## TASK PROMPT:
Write out the listing beneath this instruction in its entirety, exactly as it reads.

(Figure contents as structured data)
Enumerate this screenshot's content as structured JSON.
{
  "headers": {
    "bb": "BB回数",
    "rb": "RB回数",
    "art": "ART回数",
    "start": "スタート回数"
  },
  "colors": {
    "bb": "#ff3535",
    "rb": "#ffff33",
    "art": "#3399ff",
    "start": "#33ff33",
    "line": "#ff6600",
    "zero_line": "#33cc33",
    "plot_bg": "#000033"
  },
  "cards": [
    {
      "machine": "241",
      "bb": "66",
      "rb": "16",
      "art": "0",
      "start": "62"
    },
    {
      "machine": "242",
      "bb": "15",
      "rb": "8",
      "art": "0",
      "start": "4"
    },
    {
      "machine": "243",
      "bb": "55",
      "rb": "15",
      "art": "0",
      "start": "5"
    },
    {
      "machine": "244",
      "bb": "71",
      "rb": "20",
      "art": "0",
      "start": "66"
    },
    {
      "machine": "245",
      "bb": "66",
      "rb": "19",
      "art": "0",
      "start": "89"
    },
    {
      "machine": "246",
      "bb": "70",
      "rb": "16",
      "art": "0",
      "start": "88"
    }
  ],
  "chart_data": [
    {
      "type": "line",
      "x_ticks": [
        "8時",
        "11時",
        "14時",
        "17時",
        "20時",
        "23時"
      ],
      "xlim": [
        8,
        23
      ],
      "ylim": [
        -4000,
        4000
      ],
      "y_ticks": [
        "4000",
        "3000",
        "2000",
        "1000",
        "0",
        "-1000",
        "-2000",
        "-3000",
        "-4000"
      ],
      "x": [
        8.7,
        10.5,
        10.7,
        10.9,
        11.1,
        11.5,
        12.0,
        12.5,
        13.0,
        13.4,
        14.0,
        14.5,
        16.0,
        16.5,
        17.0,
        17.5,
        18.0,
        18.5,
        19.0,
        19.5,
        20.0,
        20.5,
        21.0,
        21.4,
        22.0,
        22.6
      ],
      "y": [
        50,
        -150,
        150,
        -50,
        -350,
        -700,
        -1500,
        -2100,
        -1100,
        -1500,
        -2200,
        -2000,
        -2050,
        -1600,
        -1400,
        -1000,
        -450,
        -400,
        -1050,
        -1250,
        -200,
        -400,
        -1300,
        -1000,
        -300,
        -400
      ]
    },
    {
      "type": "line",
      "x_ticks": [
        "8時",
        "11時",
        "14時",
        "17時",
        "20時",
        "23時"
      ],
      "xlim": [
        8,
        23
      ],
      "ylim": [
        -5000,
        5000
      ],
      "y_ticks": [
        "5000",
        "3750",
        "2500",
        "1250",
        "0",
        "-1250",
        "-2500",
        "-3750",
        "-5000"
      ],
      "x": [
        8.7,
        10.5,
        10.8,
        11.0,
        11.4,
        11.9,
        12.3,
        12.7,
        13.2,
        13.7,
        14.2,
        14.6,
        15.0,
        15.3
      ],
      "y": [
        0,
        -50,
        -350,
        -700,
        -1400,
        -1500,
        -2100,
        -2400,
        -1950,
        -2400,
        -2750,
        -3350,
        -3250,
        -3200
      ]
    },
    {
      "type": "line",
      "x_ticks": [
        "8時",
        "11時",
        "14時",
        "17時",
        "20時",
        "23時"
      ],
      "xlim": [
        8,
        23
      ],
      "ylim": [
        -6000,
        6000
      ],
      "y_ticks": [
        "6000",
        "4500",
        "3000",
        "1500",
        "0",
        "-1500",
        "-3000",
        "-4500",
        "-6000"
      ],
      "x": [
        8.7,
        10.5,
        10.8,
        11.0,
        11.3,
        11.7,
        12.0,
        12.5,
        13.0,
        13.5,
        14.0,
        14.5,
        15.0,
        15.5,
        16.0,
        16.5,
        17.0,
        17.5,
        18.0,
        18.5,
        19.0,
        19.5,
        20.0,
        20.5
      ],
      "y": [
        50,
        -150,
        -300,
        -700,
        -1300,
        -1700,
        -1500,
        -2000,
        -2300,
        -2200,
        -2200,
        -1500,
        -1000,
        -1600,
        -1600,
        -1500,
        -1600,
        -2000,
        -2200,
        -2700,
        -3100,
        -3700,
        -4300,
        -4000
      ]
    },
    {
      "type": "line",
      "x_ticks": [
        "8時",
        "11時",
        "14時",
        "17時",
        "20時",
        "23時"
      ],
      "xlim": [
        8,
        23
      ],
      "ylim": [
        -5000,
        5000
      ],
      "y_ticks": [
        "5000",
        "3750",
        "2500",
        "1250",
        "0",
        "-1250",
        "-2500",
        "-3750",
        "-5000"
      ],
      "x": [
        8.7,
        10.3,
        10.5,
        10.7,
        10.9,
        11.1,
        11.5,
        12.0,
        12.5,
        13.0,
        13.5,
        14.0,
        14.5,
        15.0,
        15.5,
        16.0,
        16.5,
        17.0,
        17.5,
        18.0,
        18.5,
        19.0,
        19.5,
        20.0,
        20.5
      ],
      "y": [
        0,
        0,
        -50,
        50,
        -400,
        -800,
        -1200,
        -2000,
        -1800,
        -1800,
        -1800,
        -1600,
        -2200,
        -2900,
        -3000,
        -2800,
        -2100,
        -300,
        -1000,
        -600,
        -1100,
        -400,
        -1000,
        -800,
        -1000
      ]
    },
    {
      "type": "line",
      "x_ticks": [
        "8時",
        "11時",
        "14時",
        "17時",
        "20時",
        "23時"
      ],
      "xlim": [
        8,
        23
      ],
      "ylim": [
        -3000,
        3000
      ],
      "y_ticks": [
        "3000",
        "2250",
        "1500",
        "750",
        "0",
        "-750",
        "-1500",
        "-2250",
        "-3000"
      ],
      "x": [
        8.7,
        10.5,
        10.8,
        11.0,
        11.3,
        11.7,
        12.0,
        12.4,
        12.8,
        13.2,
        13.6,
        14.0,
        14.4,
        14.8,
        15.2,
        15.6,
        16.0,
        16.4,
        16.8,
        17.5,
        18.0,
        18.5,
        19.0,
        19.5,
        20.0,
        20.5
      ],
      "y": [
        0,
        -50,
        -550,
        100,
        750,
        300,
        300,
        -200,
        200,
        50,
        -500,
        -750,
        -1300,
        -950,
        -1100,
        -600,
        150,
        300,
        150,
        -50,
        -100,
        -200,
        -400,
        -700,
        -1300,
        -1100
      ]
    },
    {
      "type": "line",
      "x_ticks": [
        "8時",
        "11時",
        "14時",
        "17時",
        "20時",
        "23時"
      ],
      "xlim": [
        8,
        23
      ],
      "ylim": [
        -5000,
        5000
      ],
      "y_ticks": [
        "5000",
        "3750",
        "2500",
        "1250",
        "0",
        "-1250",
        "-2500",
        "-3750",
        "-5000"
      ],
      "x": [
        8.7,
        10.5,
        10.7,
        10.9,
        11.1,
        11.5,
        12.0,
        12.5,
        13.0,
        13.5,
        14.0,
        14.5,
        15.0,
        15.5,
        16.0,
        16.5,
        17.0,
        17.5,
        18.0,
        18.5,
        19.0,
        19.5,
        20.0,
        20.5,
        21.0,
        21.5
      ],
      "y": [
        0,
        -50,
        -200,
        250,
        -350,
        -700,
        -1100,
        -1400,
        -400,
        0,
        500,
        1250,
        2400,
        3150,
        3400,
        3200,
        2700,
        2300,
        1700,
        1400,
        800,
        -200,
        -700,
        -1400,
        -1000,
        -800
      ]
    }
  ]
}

## SOLUTION BELOW:
Enumerate this screenshot's content as structured JSON.
{
  "headers": {
    "bb": "BB回数",
    "rb": "RB回数",
    "art": "ART回数",
    "start": "スタート回数"
  },
  "colors": {
    "bb": "#ff3535",
    "rb": "#ffff33",
    "art": "#3399ff",
    "start": "#33ff33",
    "line": "#ff6600",
    "zero_line": "#33cc33",
    "plot_bg": "#000033"
  },
  "cards": [
    {
      "machine": "241",
      "bb": "66",
      "rb": "16",
      "art": "0",
      "start": "62"
    },
    {
      "machine": "242",
      "bb": "15",
      "rb": "8",
      "art": "0",
      "start": "4"
    },
    {
      "machine": "243",
      "bb": "55",
      "rb": "15",
      "art": "0",
      "start": "5"
    },
    {
      "machine": "244",
      "bb": "71",
      "rb": "20",
      "art": "0",
      "start": "66"
    },
    {
      "machine": "245",
      "bb": "66",
      "rb": "19",
      "art": "0",
      "start": "89"
    },
    {
      "machine": "246",
      "bb": "70",
      "rb": "16",
      "art": "0",
      "start": "88"
    }
  ],
  "chart_data": [
    {
      "type": "line",
      "x_ticks": [
        "8時",
        "11時",
        "14時",
        "17時",
        "20時",
        "23時"
      ],
      "xlim": [
        8,
        23
      ],
      "ylim": [
        -4000,
        4000
      ],
      "y_ticks": [
        "4000",
        "3000",
        "2000",
        "1000",
        "0",
        "-1000",
        "-2000",
        "-3000",
        "-4000"
      ],
      "x": [
        8.7,
        10.5,
        10.7,
        10.9,
        11.1,
        11.5,
        12.0,
        12.5,
        13.0,
        13.4,
        14.0,
        14.5,
        16.0,
        16.5,
        17.0,
        17.5,
        18.0,
        18.5,
        19.0,
        19.5,
        20.0,
        20.5,
        21.0,
        21.4,
        22.0,
        22.6
      ],
      "y": [
        50,
        -150,
        150,
        -50,
        -350,
        -700,
        -1500,
        -2100,
        -1100,
        -1500,
        -2200,
        -2000,
        -2050,
        -1600,
        -1400,
        -1000,
        -450,
        -400,
        -1050,
        -1250,
        -200,
        -400,
        -1300,
        -1000,
        -300,
        -400
      ]
    },
    {
      "type": "line",
      "x_ticks": [
        "8時",
        "11時",
        "14時",
        "17時",
        "20時",
        "23時"
      ],
      "xlim": [
        8,
        23
      ],
      "ylim": [
        -5000,
        5000
      ],
      "y_ticks": [
        "5000",
        "3750",
        "2500",
        "1250",
        "0",
        "-1250",
        "-2500",
        "-3750",
        "-5000"
      ],
      "x": [
        8.7,
        10.5,
        10.8,
        11.0,
        11.4,
        11.9,
        12.3,
        12.7,
        13.2,
        13.7,
        14.2,
        14.6,
        15.0,
        15.3
      ],
      "y": [
        0,
        -50,
        -350,
        -700,
        -1400,
        -1500,
        -2100,
        -2400,
        -1950,
        -2400,
        -2750,
        -3350,
        -3250,
        -3200
      ]
    },
    {
      "type": "line",
      "x_ticks": [
        "8時",
        "11時",
        "14時",
        "17時",
        "20時",
        "23時"
      ],
      "xlim": [
        8,
        23
      ],
      "ylim": [
        -6000,
        6000
      ],
      "y_ticks": [
        "6000",
        "4500",
        "3000",
        "1500",
        "0",
        "-1500",
        "-3000",
        "-4500",
        "-6000"
      ],
      "x": [
        8.7,
        10.5,
        10.8,
        11.0,
        11.3,
        11.7,
        12.0,
        12.5,
        13.0,
        13.5,
        14.0,
        14.5,
        15.0,
        15.5,
        16.0,
        16.5,
        17.0,
        17.5,
        18.0,
        18.5,
        19.0,
        19.5,
        20.0,
        20.5
      ],
      "y": [
        50,
        -150,
        -300,
        -700,
        -1300,
        -1700,
        -1500,
        -2000,
        -2300,
        -2200,
        -2200,
        -1500,
        -1000,
        -1600,
        -1600,
        -1500,
        -1600,
        -2000,
        -2200,
        -2700,
        -3100,
        -3700,
        -4300,
        -4000
      ]
    },
    {
      "type": "line",
      "x_ticks": [
        "8時",
        "11時",
        "14時",
        "17時",
        "20時",
        "23時"
      ],
      "xlim": [
        8,
        23
      ],
      "ylim": [
        -5000,
        5000
      ],
      "y_ticks": [
        "5000",
        "3750",
        "2500",
        "1250",
        "0",
        "-1250",
        "-2500",
        "-3750",
        "-5000"
      ],
      "x": [
        8.7,
        10.3,
        10.5,
        10.7,
        10.9,
        11.1,
        11.5,
        12.0,
        12.5,
        13.0,
        13.5,
        14.0,
        14.5,
        15.0,
        15.5,
        16.0,
        16.5,
        17.0,
        17.5,
        18.0,
        18.5,
        19.0,
        19.5,
        20.0,
        20.5
      ],
      "y": [
        0,
        0,
        -50,
        50,
        -400,
        -800,
        -1200,
        -2000,
        -1800,
        -1800,
        -1800,
        -1600,
        -2200,
        -2900,
        -3000,
        -2800,
        -2100,
        -300,
        -1000,
        -600,
        -1100,
        -400,
        -1000,
        -800,
        -1000
      ]
    },
    {
      "type": "line",
      "x_ticks": [
        "8時",
        "11時",
        "14時",
        "17時",
        "20時",
        "23時"
      ],
      "xlim": [
        8,
        23
      ],
      "ylim": [
        -3000,
        3000
      ],
      "y_ticks": [
        "3000",
        "2250",
        "1500",
        "750",
        "0",
        "-750",
        "-1500",
        "-2250",
        "-3000"
      ],
      "x": [
        8.7,
        10.5,
        10.8,
        11.0,
        11.3,
        11.7,
        12.0,
        12.4,
        12.8,
        13.2,
        13.6,
        14.0,
        14.4,
        14.8,
        15.2,
        15.6,
        16.0,
        16.4,
        16.8,
        17.5,
        18.0,
        18.5,
        19.0,
        19.5,
        20.0,
        20.5
      ],
      "y": [
        0,
        -50,
        -550,
        100,
        750,
        300,
        300,
        -200,
        200,
        50,
        -500,
        -750,
        -1300,
        -950,
        -1100,
        -600,
        150,
        300,
        150,
        -50,
        -100,
        -200,
        -400,
        -700,
        -1300,
        -1100
      ]
    },
    {
      "type": "line",
      "x_ticks": [
        "8時",
        "11時",
        "14時",
        "17時",
        "20時",
        "23時"
      ],
      "xlim": [
        8,
        23
      ],
      "ylim": [
        -5000,
        5000
      ],
      "y_ticks": [
        "5000",
        "3750",
        "2500",
        "1250",
        "0",
        "-1250",
        "-2500",
        "-3750",
        "-5000"
      ],
      "x": [
        8.7,
        10.5,
        10.7,
        10.9,
        11.1,
        11.5,
        12.0,
        12.5,
        13.0,
        13.5,
        14.0,
        14.5,
        15.0,
        15.5,
        16.0,
        16.5,
        17.0,
        17.5,
        18.0,
        18.5,
        19.0,
        19.5,
        20.0,
        20.5,
        21.0,
        21.5
      ],
      "y": [
        0,
        -50,
        -200,
        250,
        -350,
        -700,
        -1100,
        -1400,
        -400,
        0,
        500,
        1250,
        2400,
        3150,
        3400,
        3200,
        2700,
        2300,
        1700,
        1400,
        800,
        -200,
        -700,
        -1400,
        -1000,
        -800
      ]
    }
  ]
}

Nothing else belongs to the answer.